- **DATASET RECORDS**
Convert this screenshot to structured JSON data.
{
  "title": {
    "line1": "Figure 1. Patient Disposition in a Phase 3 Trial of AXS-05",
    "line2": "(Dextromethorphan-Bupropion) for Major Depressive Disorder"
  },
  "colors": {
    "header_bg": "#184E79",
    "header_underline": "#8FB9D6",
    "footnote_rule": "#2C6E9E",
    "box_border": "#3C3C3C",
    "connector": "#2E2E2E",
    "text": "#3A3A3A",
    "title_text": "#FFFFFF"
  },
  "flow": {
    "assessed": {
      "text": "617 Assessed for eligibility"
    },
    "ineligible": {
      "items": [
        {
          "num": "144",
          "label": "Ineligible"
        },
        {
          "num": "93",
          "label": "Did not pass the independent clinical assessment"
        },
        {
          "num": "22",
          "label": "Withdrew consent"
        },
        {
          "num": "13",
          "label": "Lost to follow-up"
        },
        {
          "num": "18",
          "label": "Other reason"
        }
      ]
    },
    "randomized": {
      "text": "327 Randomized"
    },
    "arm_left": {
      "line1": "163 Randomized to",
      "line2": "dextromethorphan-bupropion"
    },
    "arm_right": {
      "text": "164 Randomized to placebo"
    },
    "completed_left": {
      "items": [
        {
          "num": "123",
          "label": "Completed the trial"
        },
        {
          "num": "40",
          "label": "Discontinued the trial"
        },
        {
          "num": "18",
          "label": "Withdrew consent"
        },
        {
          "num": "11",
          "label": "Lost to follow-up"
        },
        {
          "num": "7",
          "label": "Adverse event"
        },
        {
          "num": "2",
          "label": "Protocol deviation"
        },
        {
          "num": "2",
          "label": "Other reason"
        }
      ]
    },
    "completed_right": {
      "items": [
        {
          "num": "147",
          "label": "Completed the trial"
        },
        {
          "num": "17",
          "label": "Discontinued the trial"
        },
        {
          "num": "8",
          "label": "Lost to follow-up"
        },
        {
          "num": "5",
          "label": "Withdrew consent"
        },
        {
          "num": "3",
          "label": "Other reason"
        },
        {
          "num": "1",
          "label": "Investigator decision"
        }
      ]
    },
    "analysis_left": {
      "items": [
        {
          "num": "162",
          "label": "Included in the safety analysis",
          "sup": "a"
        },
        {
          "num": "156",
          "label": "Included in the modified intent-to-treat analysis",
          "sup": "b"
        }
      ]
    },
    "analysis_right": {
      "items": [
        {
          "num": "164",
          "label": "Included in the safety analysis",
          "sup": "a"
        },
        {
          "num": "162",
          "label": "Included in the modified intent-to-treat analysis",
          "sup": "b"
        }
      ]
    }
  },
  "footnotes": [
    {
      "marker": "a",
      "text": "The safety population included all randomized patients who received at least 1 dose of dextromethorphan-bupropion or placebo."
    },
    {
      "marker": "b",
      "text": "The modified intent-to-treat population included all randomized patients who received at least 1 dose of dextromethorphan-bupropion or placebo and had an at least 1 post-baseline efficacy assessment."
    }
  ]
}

- **WORK REQUIRED**
The whole listing above must be copied exactly.

- **SOLUTION**
Convert this screenshot to structured JSON data.
{
  "title": {
    "line1": "Figure 1. Patient Disposition in a Phase 3 Trial of AXS-05",
    "line2": "(Dextromethorphan-Bupropion) for Major Depressive Disorder"
  },
  "colors": {
    "header_bg": "#184E79",
    "header_underline": "#8FB9D6",
    "footnote_rule": "#2C6E9E",
    "box_border": "#3C3C3C",
    "connector": "#2E2E2E",
    "text": "#3A3A3A",
    "title_text": "#FFFFFF"
  },
  "flow": {
    "assessed": {
      "text": "617 Assessed for eligibility"
    },
    "ineligible": {
      "items": [
        {
          "num": "144",
          "label": "Ineligible"
        },
        {
          "num": "93",
          "label": "Did not pass the independent clinical assessment"
        },
        {
          "num": "22",
          "label": "Withdrew consent"
        },
        {
          "num": "13",
          "label": "Lost to follow-up"
        },
        {
          "num": "18",
          "label": "Other reason"
        }
      ]
    },
    "randomized": {
      "text": "327 Randomized"
    },
    "arm_left": {
      "line1": "163 Randomized to",
      "line2": "dextromethorphan-bupropion"
    },
    "arm_right": {
      "text": "164 Randomized to placebo"
    },
    "completed_left": {
      "items": [
        {
          "num": "123",
          "label": "Completed the trial"
        },
        {
          "num": "40",
          "label": "Discontinued the trial"
        },
        {
          "num": "18",
          "label": "Withdrew consent"
        },
        {
          "num": "11",
          "label": "Lost to follow-up"
        },
        {
          "num": "7",
          "label": "Adverse event"
        },
        {
          "num": "2",
          "label": "Protocol deviation"
        },
        {
          "num": "2",
          "label": "Other reason"
        }
      ]
    },
    "completed_right": {
      "items": [
        {
          "num": "147",
          "label": "Completed the trial"
        },
        {
          "num": "17",
          "label": "Discontinued the trial"
        },
        {
          "num": "8",
          "label": "Lost to follow-up"
        },
        {
          "num": "5",
          "label": "Withdrew consent"
        },
        {
          "num": "3",
          "label": "Other reason"
        },
        {
          "num": "1",
          "label": "Investigator decision"
        }
      ]
    },
    "analysis_left": {
      "items": [
        {
          "num": "162",
          "label": "Included in the safety analysis",
          "sup": "a"
        },
        {
          "num": "156",
          "label": "Included in the modified intent-to-treat analysis",
          "sup": "b"
        }
      ]
    },
    "analysis_right": {
      "items": [
        {
          "num": "164",
          "label": "Included in the safety analysis",
          "sup": "a"
        },
        {
          "num": "162",
          "label": "Included in the modified intent-to-treat analysis",
          "sup": "b"
        }
      ]
    }
  },
  "footnotes": [
    {
      "marker": "a",
      "text": "The safety population included all randomized patients who received at least 1 dose of dextromethorphan-bupropion or placebo."
    },
    {
      "marker": "b",
      "text": "The modified intent-to-treat population included all randomized patients who received at least 1 dose of dextromethorphan-bupropion or placebo and had an at least 1 post-baseline efficacy assessment."
    }
  ]
}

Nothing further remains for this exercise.